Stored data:
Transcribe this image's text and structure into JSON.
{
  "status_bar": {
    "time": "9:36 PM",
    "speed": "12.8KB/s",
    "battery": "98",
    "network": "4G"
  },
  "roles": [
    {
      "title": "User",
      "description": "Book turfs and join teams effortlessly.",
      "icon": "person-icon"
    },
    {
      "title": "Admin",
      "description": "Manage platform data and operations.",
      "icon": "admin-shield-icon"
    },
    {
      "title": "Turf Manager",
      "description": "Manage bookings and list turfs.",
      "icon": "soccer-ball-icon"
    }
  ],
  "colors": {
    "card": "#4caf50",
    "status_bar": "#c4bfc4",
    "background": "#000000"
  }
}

REQUIRED WORK - How many lines of the listing above include the word "icon"? State the number and nothing else.

RESPONSE - 3